(Problem details): Copy out all the lines in the records that include the word "Application".

-- Begin Dataset extract --

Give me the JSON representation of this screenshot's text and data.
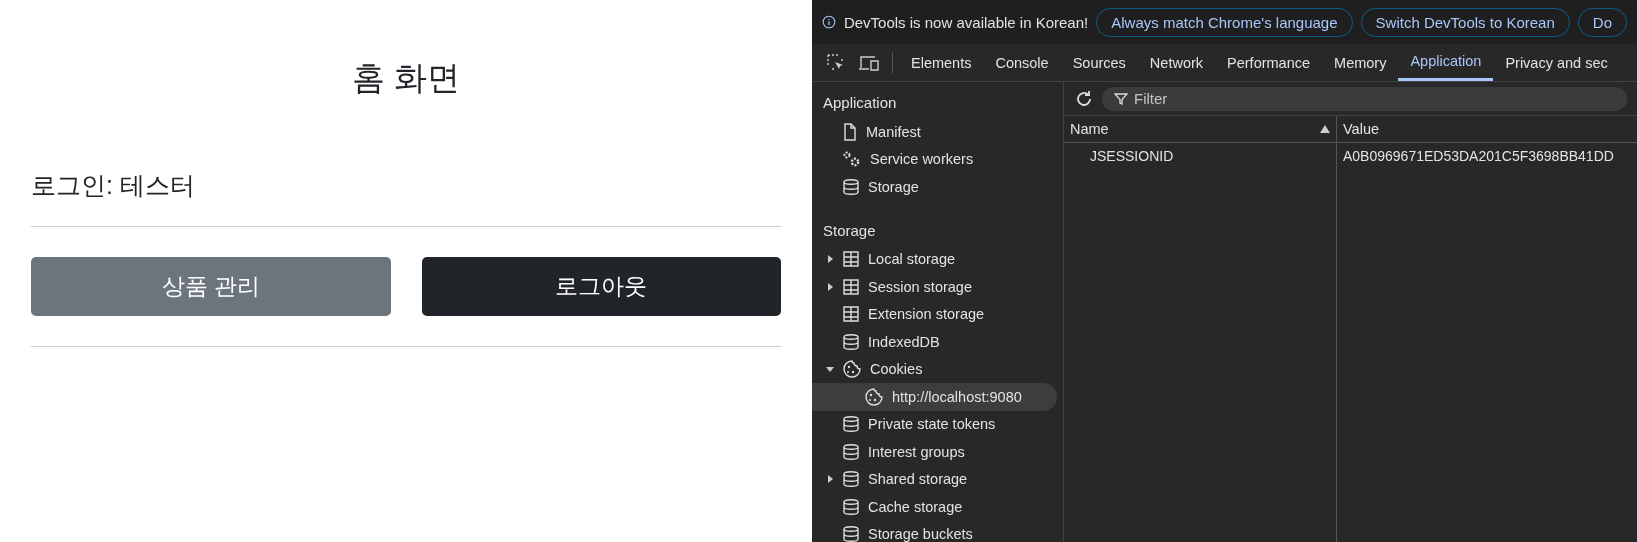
{
  "page": {
    "title": "홈 화면",
    "login_text": "로그인: 테스터",
    "buttons": [
      {
        "label": "상품 관리",
        "kind": "secondary"
      },
      {
        "label": "로그아웃",
        "kind": "dark"
      }
    ]
  },
  "devtools": {
    "infobar": {
      "message": "DevTools is now available in Korean!",
      "buttons": [
        "Always match Chrome's language",
        "Switch DevTools to Korean",
        "Do"
      ]
    },
    "tabs": [
      {
        "label": "Elements",
        "selected": false
      },
      {
        "label": "Console",
        "selected": false
      },
      {
        "label": "Sources",
        "selected": false
      },
      {
        "label": "Network",
        "selected": false
      },
      {
        "label": "Performance",
        "selected": false
      },
      {
        "label": "Memory",
        "selected": false
      },
      {
        "label": "Application",
        "selected": true
      },
      {
        "label": "Privacy and sec",
        "selected": false
      }
    ],
    "sidebar": [
      {
        "heading": "Application",
        "items": [
          {
            "label": "Manifest",
            "kind": "file",
            "selected": false
          },
          {
            "label": "Service workers",
            "kind": "gears",
            "selected": false
          },
          {
            "label": "Storage",
            "kind": "database",
            "selected": false
          }
        ]
      },
      {
        "heading": "Storage",
        "items": [
          {
            "label": "Local storage",
            "kind": "table",
            "expanded": false,
            "selected": false
          },
          {
            "label": "Session storage",
            "kind": "table",
            "expanded": false,
            "selected": false
          },
          {
            "label": "Extension storage",
            "kind": "table",
            "selected": false
          },
          {
            "label": "IndexedDB",
            "kind": "database",
            "selected": false
          },
          {
            "label": "Cookies",
            "kind": "cookie",
            "expanded": true,
            "selected": false,
            "children": [
              {
                "label": "http://localhost:9080",
                "kind": "cookie",
                "selected": true
              }
            ]
          },
          {
            "label": "Private state tokens",
            "kind": "database",
            "selected": false
          },
          {
            "label": "Interest groups",
            "kind": "database",
            "selected": false
          },
          {
            "label": "Shared storage",
            "kind": "database",
            "expanded": false,
            "selected": false
          },
          {
            "label": "Cache storage",
            "kind": "database",
            "selected": false
          },
          {
            "label": "Storage buckets",
            "kind": "database",
            "selected": false
          }
        ]
      }
    ],
    "filter": {
      "placeholder": "Filter"
    },
    "table": {
      "columns": [
        "Name",
        "Value"
      ],
      "rows": [
        [
          "JSESSIONID",
          "A0B0969671ED53DA201C5F3698BB41DD"
        ]
      ]
    }
  }
}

-- End Dataset extract --

(Solution to this problem):
        "label": "Application",
        "heading": "Application",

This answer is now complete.